- YOUR TASK
Copy out all lines in the data below containing the string "叠加背景值后浓度占标率".

Dataset entries:
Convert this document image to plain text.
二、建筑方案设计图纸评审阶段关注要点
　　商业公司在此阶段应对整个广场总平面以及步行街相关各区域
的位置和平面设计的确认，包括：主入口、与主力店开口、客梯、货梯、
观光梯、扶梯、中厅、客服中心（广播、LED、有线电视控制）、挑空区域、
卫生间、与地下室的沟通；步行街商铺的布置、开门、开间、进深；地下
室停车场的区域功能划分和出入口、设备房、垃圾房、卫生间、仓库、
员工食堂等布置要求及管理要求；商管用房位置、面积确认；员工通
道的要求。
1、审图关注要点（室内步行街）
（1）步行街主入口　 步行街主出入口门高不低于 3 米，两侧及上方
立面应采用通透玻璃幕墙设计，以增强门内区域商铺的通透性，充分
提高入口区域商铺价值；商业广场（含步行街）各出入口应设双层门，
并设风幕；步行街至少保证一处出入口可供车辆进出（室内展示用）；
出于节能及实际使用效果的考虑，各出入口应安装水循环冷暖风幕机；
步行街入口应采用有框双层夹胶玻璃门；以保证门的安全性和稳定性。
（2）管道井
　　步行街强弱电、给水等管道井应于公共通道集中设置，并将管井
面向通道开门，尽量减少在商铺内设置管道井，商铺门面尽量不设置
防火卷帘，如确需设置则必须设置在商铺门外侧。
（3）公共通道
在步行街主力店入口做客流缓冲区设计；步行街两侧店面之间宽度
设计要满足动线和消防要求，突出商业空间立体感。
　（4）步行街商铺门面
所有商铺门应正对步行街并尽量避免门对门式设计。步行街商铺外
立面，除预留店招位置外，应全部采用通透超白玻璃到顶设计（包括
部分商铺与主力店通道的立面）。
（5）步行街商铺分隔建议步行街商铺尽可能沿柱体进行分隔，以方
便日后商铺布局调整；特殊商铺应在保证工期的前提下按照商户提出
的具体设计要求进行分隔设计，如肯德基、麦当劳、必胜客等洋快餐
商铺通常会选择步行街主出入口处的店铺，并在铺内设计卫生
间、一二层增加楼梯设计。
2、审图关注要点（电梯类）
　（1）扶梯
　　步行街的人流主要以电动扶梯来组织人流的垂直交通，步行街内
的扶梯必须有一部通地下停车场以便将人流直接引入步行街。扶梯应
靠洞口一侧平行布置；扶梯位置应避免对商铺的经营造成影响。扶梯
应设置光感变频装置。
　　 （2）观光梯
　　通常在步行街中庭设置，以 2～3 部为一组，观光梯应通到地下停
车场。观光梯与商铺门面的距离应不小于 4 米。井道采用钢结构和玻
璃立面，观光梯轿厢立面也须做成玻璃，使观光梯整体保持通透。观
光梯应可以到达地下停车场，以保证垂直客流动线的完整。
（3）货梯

* * *

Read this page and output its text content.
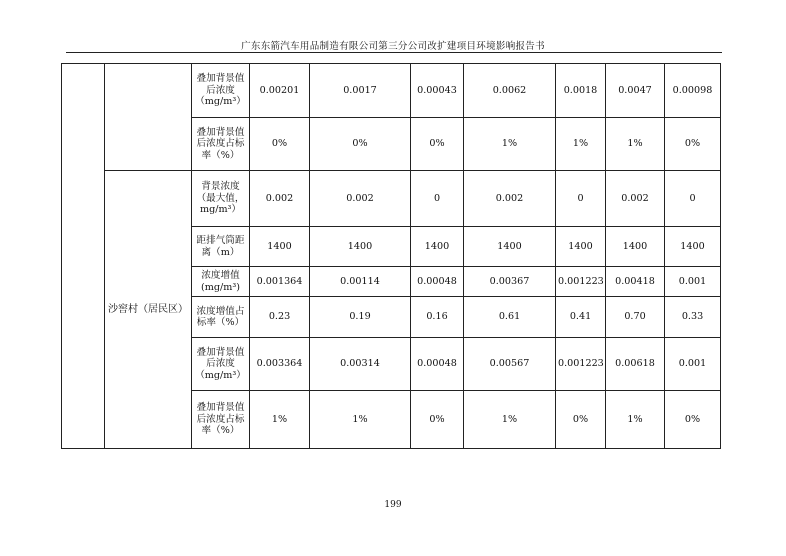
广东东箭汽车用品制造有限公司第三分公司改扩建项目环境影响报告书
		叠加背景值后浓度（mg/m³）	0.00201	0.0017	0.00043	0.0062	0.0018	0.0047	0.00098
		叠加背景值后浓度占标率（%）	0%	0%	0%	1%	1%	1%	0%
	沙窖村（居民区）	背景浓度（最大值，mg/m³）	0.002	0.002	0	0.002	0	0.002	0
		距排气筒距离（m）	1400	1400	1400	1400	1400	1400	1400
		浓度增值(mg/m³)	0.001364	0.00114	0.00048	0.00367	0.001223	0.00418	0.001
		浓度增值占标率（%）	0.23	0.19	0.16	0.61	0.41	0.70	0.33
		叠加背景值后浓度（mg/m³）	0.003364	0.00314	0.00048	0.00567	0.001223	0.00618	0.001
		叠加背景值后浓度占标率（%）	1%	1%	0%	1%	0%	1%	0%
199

- SOLUTION TO THIS TASK
		叠加背景值后浓度占标率（%）	0%	0%	0%	1%	1%	1%	0%
		叠加背景值后浓度占标率（%）	1%	1%	0%	1%	0%	1%	0%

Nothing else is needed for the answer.